:: Information provided ::
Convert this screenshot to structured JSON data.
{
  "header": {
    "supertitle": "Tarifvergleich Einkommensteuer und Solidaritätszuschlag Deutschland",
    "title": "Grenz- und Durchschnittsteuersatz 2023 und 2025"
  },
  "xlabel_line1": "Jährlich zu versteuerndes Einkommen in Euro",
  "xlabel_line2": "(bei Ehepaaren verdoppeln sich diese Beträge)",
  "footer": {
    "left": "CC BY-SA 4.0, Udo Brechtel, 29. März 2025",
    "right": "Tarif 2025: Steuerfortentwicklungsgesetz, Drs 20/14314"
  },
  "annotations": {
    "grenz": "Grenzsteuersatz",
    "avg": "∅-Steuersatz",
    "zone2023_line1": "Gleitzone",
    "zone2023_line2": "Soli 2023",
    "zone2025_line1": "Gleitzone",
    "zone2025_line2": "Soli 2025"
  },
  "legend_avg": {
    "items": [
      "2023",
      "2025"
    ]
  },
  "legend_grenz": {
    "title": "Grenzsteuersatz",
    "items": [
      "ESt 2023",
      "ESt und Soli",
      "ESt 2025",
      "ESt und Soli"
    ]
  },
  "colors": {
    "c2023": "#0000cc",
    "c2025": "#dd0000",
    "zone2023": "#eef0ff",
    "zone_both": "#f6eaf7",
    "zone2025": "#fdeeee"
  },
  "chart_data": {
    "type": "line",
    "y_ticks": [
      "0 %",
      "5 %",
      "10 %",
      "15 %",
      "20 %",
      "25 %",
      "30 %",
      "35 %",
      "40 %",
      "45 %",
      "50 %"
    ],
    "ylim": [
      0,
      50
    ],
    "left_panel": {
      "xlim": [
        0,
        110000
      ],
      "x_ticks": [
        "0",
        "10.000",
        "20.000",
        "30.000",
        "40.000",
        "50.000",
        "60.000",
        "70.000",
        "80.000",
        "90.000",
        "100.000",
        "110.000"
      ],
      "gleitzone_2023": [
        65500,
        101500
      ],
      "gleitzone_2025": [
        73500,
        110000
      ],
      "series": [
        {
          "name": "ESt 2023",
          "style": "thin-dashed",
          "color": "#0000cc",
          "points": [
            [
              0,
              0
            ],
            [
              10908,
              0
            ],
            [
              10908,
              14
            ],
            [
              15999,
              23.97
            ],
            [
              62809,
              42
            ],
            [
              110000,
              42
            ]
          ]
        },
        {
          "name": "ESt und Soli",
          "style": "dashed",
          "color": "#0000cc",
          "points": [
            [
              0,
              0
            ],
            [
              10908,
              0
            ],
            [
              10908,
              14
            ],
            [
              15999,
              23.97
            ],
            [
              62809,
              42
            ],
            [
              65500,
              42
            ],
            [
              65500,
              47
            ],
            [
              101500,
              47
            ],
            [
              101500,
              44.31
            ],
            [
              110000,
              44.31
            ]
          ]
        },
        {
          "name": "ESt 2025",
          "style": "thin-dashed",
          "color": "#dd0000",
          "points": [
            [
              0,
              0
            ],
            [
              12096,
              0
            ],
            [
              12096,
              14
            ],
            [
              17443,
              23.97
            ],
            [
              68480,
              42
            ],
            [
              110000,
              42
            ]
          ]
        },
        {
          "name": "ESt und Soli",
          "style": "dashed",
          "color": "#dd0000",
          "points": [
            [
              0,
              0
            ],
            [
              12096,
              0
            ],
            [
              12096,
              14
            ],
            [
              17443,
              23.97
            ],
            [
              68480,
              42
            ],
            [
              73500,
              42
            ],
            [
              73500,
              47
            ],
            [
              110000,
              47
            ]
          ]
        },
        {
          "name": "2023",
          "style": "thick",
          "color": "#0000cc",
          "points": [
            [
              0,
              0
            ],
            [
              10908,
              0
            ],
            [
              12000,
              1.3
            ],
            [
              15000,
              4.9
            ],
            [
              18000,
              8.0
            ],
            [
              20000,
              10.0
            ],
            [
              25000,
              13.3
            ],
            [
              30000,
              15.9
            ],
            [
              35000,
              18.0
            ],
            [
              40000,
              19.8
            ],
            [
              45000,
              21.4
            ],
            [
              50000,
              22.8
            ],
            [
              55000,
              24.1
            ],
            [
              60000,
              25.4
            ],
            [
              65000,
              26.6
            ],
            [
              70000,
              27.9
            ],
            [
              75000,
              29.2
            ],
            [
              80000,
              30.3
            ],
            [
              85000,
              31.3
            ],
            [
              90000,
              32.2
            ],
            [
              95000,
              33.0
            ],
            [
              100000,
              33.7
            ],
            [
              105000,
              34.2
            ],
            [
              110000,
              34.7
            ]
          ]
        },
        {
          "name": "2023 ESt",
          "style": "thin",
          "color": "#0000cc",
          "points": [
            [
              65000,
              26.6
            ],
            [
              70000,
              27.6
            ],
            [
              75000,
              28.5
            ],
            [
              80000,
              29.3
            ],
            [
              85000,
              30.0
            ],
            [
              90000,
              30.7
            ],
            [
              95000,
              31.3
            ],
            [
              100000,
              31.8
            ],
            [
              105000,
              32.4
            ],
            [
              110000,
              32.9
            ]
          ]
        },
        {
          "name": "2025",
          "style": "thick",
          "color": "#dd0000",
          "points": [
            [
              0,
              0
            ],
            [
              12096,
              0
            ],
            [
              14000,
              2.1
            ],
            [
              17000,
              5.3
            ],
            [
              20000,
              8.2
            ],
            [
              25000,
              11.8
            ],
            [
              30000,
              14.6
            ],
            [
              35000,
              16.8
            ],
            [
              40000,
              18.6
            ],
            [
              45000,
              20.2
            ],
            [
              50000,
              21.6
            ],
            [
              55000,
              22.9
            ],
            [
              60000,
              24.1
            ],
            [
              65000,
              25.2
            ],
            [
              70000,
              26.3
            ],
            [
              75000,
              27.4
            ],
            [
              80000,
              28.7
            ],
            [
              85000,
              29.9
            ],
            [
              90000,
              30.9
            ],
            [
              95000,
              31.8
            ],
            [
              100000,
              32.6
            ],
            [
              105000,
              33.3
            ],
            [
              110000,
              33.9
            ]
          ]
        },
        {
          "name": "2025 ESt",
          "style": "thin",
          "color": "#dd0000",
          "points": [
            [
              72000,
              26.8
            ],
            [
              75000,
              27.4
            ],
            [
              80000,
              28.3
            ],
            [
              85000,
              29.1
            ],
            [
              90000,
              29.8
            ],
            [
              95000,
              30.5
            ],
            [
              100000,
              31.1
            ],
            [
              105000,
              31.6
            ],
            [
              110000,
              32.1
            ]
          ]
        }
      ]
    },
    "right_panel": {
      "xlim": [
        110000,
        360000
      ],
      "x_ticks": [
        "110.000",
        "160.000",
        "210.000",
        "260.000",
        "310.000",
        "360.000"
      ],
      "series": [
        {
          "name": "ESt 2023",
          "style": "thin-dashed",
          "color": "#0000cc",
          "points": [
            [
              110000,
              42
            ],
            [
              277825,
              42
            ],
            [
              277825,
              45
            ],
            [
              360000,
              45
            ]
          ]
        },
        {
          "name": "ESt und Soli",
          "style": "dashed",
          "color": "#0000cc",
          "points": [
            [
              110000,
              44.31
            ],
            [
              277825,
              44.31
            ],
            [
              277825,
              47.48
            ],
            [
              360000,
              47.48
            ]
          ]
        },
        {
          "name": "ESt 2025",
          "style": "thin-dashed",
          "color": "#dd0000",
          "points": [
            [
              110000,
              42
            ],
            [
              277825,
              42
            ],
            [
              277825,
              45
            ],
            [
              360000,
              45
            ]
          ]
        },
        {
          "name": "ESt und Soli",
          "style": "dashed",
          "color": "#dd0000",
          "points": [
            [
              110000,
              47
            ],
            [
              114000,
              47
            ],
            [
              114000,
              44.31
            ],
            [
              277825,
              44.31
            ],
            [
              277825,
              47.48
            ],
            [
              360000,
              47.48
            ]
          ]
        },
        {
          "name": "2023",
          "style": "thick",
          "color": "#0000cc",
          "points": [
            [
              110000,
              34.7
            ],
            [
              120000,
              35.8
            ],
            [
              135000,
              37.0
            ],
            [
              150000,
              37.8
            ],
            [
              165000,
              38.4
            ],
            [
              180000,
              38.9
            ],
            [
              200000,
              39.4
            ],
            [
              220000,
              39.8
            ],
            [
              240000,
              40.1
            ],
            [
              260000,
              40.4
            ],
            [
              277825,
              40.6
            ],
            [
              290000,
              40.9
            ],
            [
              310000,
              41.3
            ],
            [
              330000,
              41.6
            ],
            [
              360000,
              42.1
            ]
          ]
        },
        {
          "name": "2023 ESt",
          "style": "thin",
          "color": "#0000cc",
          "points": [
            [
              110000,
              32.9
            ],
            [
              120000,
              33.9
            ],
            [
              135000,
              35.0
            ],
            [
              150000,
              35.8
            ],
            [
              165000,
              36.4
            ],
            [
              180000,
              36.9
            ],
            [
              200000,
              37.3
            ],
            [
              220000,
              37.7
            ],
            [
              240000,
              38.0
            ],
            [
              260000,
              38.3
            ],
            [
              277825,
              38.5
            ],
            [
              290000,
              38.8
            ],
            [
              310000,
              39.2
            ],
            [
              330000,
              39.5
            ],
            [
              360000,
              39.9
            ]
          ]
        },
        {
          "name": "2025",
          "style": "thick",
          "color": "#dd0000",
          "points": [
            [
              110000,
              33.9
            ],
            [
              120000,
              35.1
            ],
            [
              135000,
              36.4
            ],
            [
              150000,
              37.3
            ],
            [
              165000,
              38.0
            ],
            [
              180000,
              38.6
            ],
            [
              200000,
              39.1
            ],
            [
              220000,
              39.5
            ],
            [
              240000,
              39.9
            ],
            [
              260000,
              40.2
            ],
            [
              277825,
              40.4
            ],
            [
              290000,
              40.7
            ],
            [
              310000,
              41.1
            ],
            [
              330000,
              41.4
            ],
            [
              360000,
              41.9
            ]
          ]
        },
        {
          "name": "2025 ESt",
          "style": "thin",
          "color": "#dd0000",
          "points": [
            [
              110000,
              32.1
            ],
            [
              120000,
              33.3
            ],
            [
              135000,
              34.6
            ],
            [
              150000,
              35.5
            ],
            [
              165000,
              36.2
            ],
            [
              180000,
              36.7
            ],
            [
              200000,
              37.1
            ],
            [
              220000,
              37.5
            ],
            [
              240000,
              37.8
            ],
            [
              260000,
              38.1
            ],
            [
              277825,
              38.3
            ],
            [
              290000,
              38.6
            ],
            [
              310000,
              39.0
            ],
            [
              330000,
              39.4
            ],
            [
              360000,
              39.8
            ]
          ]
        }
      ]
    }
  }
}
:::
Search the entries for the word "Grenzsteuersatz" and copy every line that has it.

### Response
    "grenz": "Grenzsteuersatz",
    "title": "Grenzsteuersatz",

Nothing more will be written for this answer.